SUPPLIED RECORDS
+---+
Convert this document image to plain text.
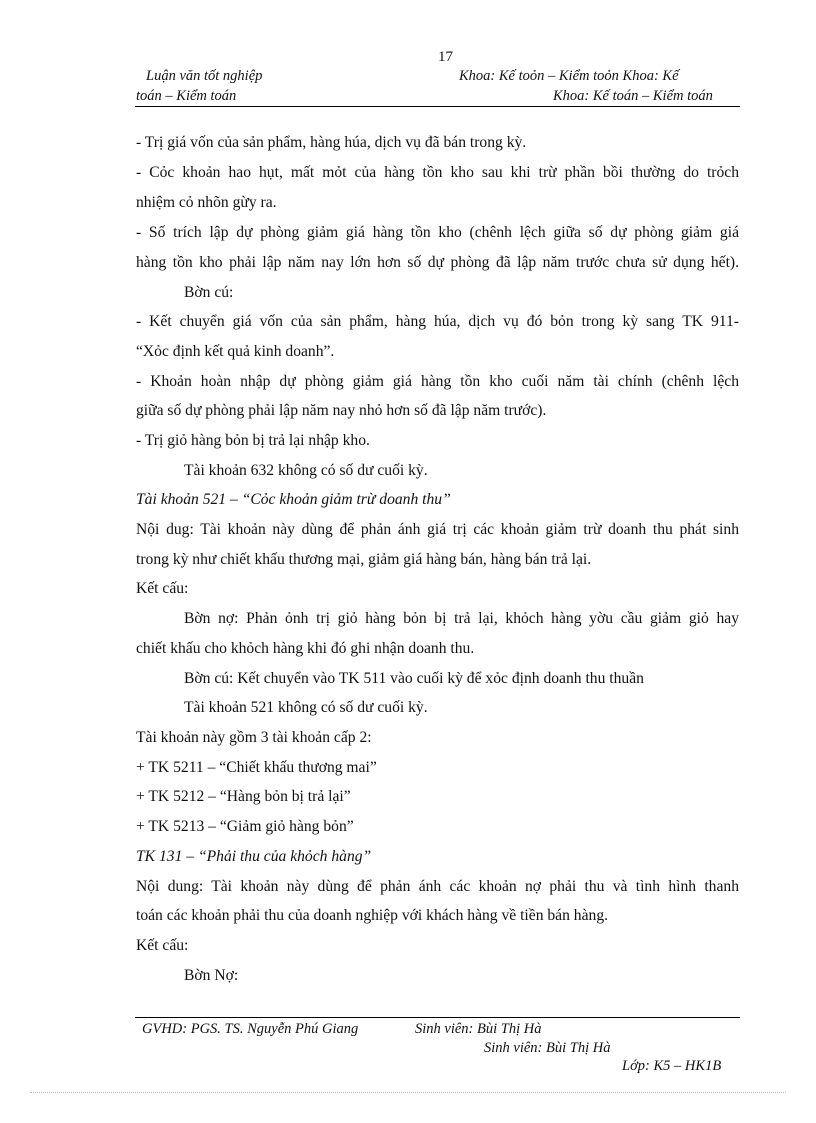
17
Luận văn tốt nghiệp	Khoa: Kế toỏn – Kiểm toỏn Khoa: Kế
toán – Kiểm toán	Khoa: Kế toán – Kiểm toán
- Trị giá vốn của sản phẩm, hàng húa, dịch vụ đã bán trong kỳ.
- Cỏc khoản hao hụt, mất mỏt của hàng tồn kho sau khi trừ phần bồi thường do trỏch
nhiệm cỏ nhõn gừy ra.
- Số trích lập dự phòng giảm giá hàng tồn kho (chênh lệch giữa số dự phòng giảm giá
hàng tồn kho phải lập năm nay lớn hơn số dự phòng đã lập năm trước chưa sử dụng hết).
Bờn cú:
- Kết chuyển giá vốn của sản phẩm, hàng húa, dịch vụ đó bỏn trong kỳ sang TK 911-
“Xỏc định kết quả kinh doanh”.
- Khoản hoàn nhập dự phòng giảm giá hàng tồn kho cuối năm tài chính (chênh lệch
giữa số dự phòng phải lập năm nay nhỏ hơn số đã lập năm trước).
- Trị giỏ hàng bỏn bị trả lại nhập kho.
Tài khoản 632 không có số dư cuối kỳ.
Tài khoản 521 – “Cỏc khoản giảm trừ doanh thu”
Nội dug: Tài khoản này dùng để phản ánh giá trị các khoản giảm trừ doanh thu phát sinh
trong kỳ như chiết khấu thương mại, giảm giá hàng bán, hàng bán trả lại.
Kết cấu:
Bờn nợ: Phản ỏnh trị giỏ hàng bỏn bị trả lại, khỏch hàng yờu cầu giảm giỏ hay
chiết khấu cho khỏch hàng khi đó ghi nhận doanh thu.
Bờn cú: Kết chuyển vào TK 511 vào cuối kỳ để xỏc định doanh thu thuần
Tài khoản 521 không có số dư cuối kỳ.
Tài khoản này gồm 3 tài khoản cấp 2:
+ TK 5211 – “Chiết khấu thương mai”
+ TK 5212 – “Hàng bỏn bị trả lại”
+ TK 5213 – “Giảm giỏ hàng bỏn”
TK 131 – “Phải thu của khỏch hàng”
Nội dung: Tài khoản này dùng để phản ánh các khoản nợ phải thu và tình hình thanh
toán các khoản phải thu của doanh nghiệp với khách hàng về tiền bán hàng.
Kết cấu:
Bờn Nợ:
GVHD: PGS. TS. Nguyễn Phú Giang	Sinh viên: Bùi Thị Hà
Sinh viên: Bùi Thị Hà
Lớp: K5 – HK1B
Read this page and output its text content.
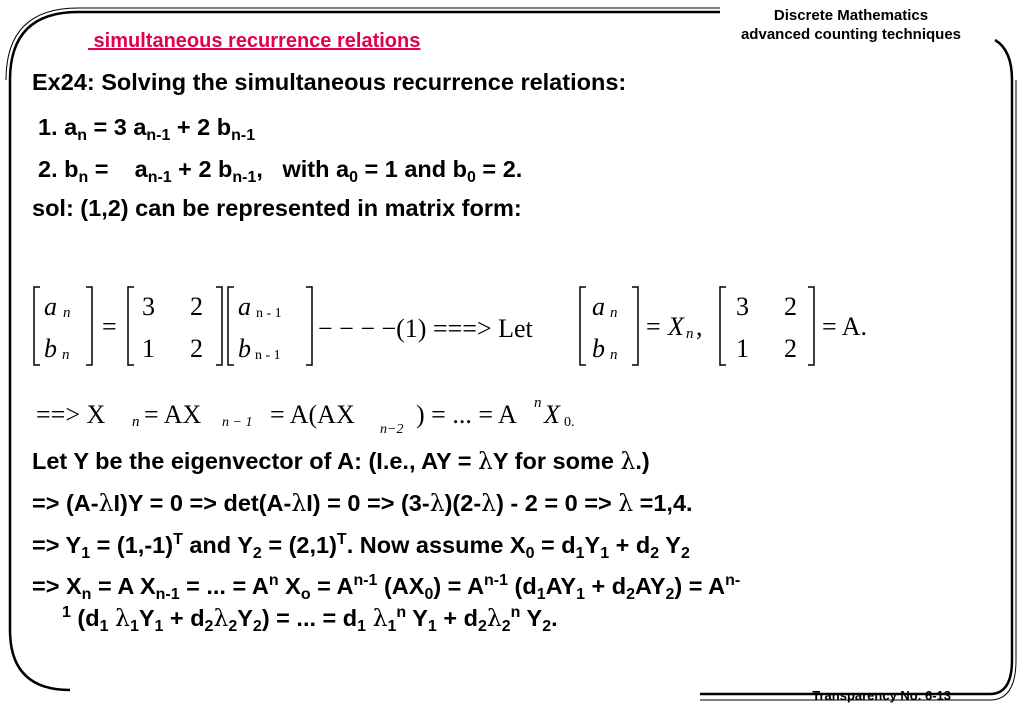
Discrete Mathematics
advanced counting techniques
simultaneous recurrence relations
Ex24: Solving the simultaneous recurrence relations:
1. $a_n = 3$ $a_{n-1} + 2$ $b_{n-1}$
2. $b_n$ =    $a_{n-1} + 2$ $b_{n-1}$,   with $a_0 = 1$ and $b_0 = 2$.
sol: (1,2) can be represented in matrix form:
a n
b n
=
3 2
1 2
a n - 1
b n - 1
− − − −(1) ===> Let
a n
b n
= X n ,
3 2
1 2
= A.
==> X n = AX n − 1 = A(AX
n−2
) = ... = A n X 0.
Let Y be the eigenvector of A: (I.e., AY = λY for some λ.)
=> (A-λI)Y = 0 => det(A-λI) = 0 => (3-λ)(2-λ) - 2 = 0 => λ =1,4.
=> $Y_1 = (1,-1)^T$ and $Y_2 = (2,1)^T$. Now assume $X_0 = d_1Y_1 + d_2$ $Y_2$
=> $X_n = A$ $X_{n-1}$ = ... = $A^n$ $X_o = A^{n-1}$ $(AX_0) = A^{n-1}$ $(d_1AY_1 + d_2AY_2) = A^{n-}$
$^1$ ($d_1$ $\lambda_1Y_1 + d_2\lambda_2Y_2$) = ... = $d_1$ $\lambda_1^n$ $Y_1 + d_2\lambda_2^n$ $Y_2$.
Transparency No. 6-13
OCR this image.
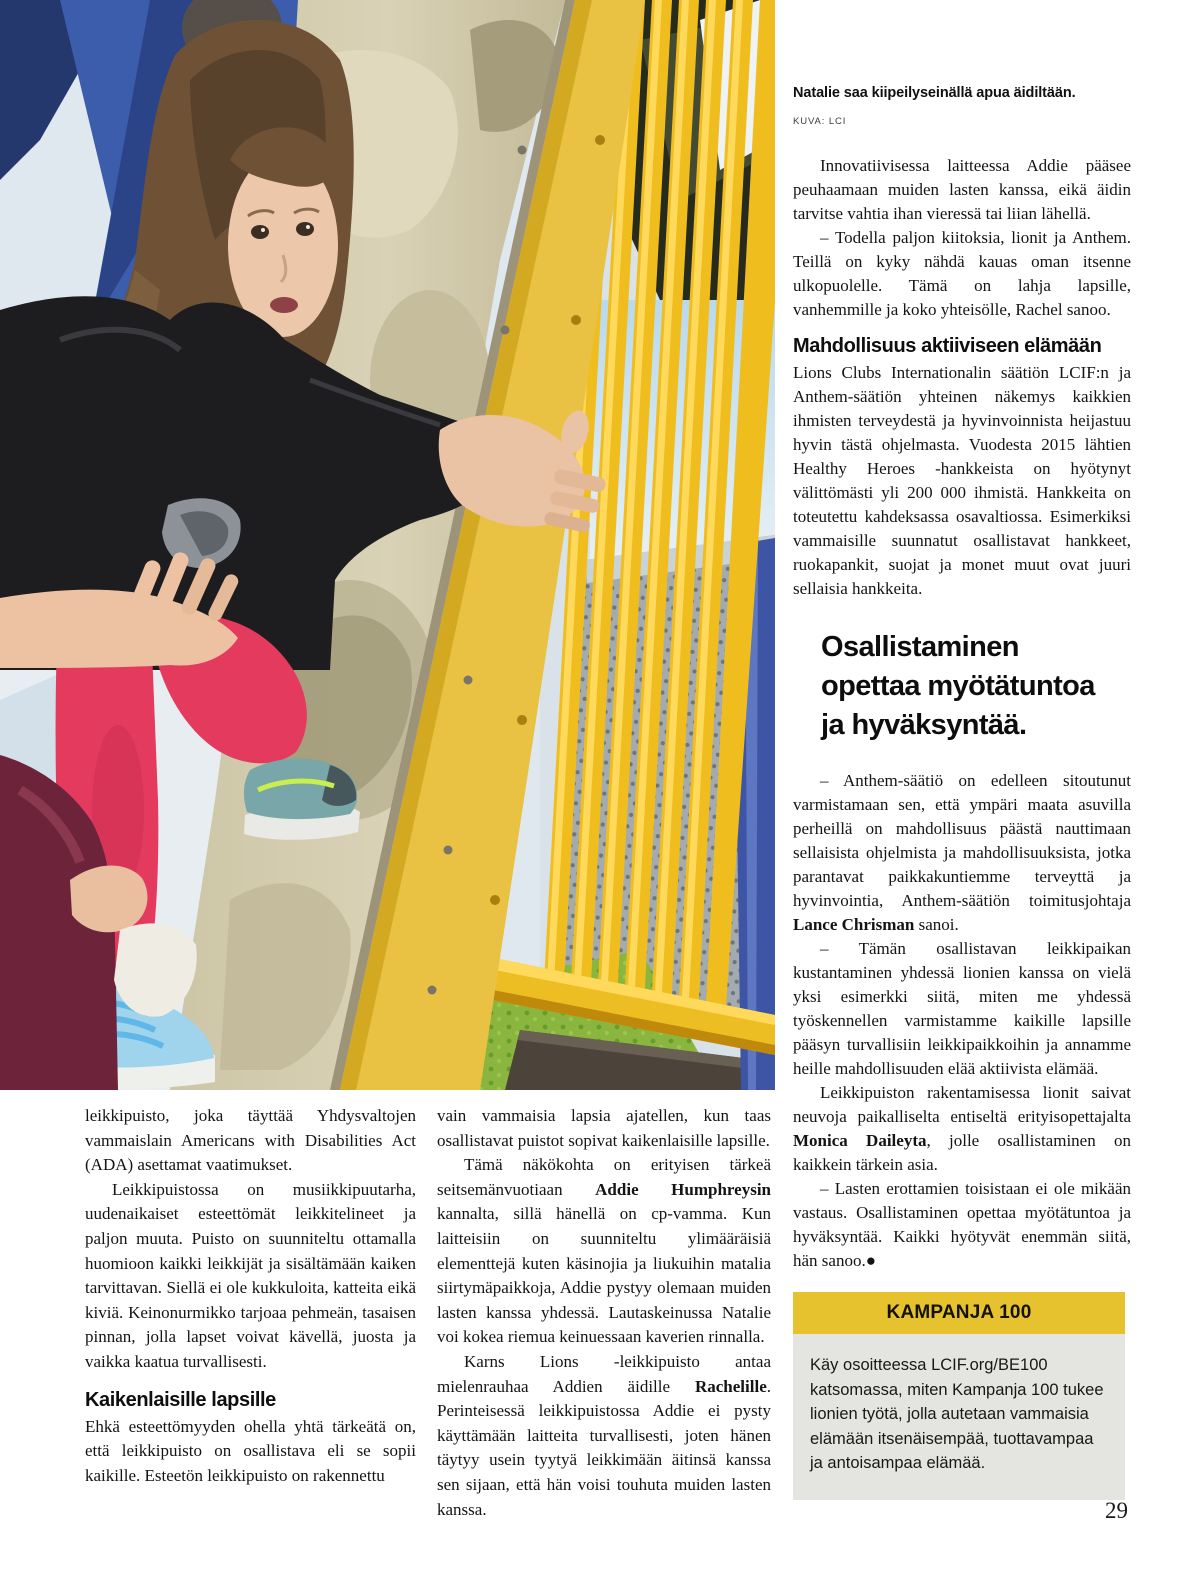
Natalie saa kiipeilyseinällä apua äidiltään.
KUVA: LCI

Innovatiivisessa laitteessa Addie pääsee peuhaamaan muiden lasten kanssa, eikä äidin tarvitse vahtia ihan vieressä tai liian lähellä.

– Todella paljon kiitoksia, lionit ja Anthem. Teillä on kyky nähdä kauas oman itsenne ulkopuolelle. Tämä on lahja lapsille, vanhemmille ja koko yhteisölle, Rachel sanoo.

Mahdollisuus aktiiviseen elämään

Lions Clubs Internationalin säätiön LCIF:n ja Anthem-säätiön yhteinen näkemys kaikkien ihmisten terveydestä ja hyvinvoinnista heijastuu hyvin tästä ohjelmasta. Vuodesta 2015 lähtien Healthy Heroes -hankkeista on hyötynyt välittömästi yli 200 000 ihmistä. Hankkeita on toteutettu kahdeksassa osavaltiossa. Esimerkiksi vammaisille suunnatut osallistavat hankkeet, ruokapankit, suojat ja monet muut ovat juuri sellaisia hankkeita.

Osallistaminen opettaa myötätuntoa ja hyväksyntää.

– Anthem-säätiö on edelleen sitoutunut varmistamaan sen, että ympäri maata asuvilla perheillä on mahdollisuus päästä nauttimaan sellaisista ohjelmista ja mahdollisuuksista, jotka parantavat paikkakuntiemme terveyttä ja hyvinvointia, Anthem-säätiön toimitusjohtaja Lance Chrisman sanoi.

– Tämän osallistavan leikkipaikan kustantaminen yhdessä lionien kanssa on vielä yksi esimerkki siitä, miten me yhdessä työskennellen varmistamme kaikille lapsille pääsyn turvallisiin leikkipaikkoihin ja annamme heille mahdollisuuden elää aktiivista elämää.

Leikkipuiston rakentamisessa lionit saivat neuvoja paikalliselta entiseltä erityisopettajalta Monica Daileyta, jolle osallistaminen on kaikkein tärkein asia.

– Lasten erottamien toisistaan ei ole mikään vastaus. Osallistaminen opettaa myötätuntoa ja hyväksyntää. Kaikki hyötyvät enemmän siitä, hän sanoo.●

KAMPANJA 100
Käy osoitteessa LCIF.org/BE100 katsomassa, miten Kampanja 100 tukee lionien työtä, jolla autetaan vammaisia elämään itsenäisempää, tuottavampaa ja antoisampaa elämää.

leikkipuisto, joka täyttää Yhdysvaltojen vammaislain Americans with Disabilities Act (ADA) asettamat vaatimukset.

Leikkipuistossa on musiikkipuutarha, uudenaikaiset esteettömät leikkitelineet ja paljon muuta. Puisto on suunniteltu ottamalla huomioon kaikki leikkijät ja sisältämään kaiken tarvittavan. Siellä ei ole kukkuloita, katteita eikä kiviä. Keinonurmikko tarjoaa pehmeän, tasaisen pinnan, jolla lapset voivat kävellä, juosta ja vaikka kaatua turvallisesti.

Kaikenlaisille lapsille

Ehkä esteettömyyden ohella yhtä tärkeätä on, että leikkipuisto on osallistava eli se sopii kaikille. Esteetön leikkipuisto on rakennettu

vain vammaisia lapsia ajatellen, kun taas osallistavat puistot sopivat kaikenlaisille lapsille.

Tämä näkökohta on erityisen tärkeä seitsemänvuotiaan Addie Humphreysin kannalta, sillä hänellä on cp-vamma. Kun laitteisiin on suunniteltu ylimääräisiä elementtejä kuten käsinojia ja liukuihin matalia siirtymäpaikkoja, Addie pystyy olemaan muiden lasten kanssa yhdessä. Lautaskeinussa Natalie voi kokea riemua keinuessaan kaverien rinnalla.

Karns Lions -leikkipuisto antaa mielenrauhaa Addien äidille Rachelille. Perinteisessä leikkipuistossa Addie ei pysty käyttämään laitteita turvallisesti, joten hänen täytyy usein tyytyä leikkimään äitinsä kanssa sen sijaan, että hän voisi touhuta muiden lasten kanssa.	29
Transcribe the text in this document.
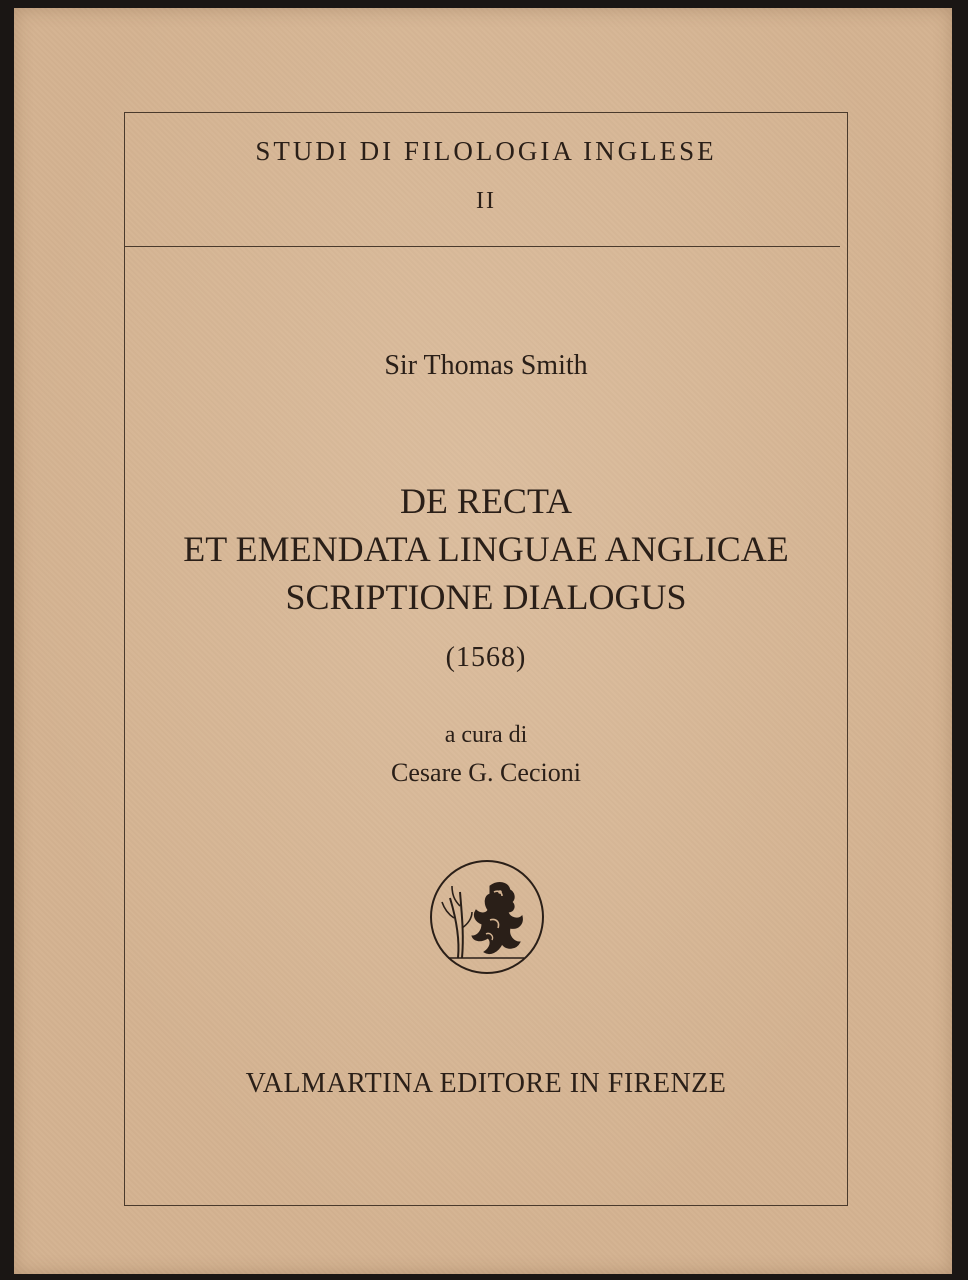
STUDI DI FILOLOGIA INGLESE
II
Sir Thomas Smith
DE RECTA
ET EMENDATA LINGUAE ANGLICAE
SCRIPTIONE DIALOGUS
(1568)
a cura di
Cesare G. Cecioni
VALMARTINA EDITORE IN FIRENZE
+---+
WHAT YOU NEED TO DO
In the records above, locate every line with the string "phẩm" and copy it.

THE RESPONSE
- Trị giá vốn của sản phẩm, hàng húa, dịch vụ đã bán trong kỳ.
- Kết chuyển giá vốn của sản phẩm, hàng húa, dịch vụ đó bỏn trong kỳ sang TK 911-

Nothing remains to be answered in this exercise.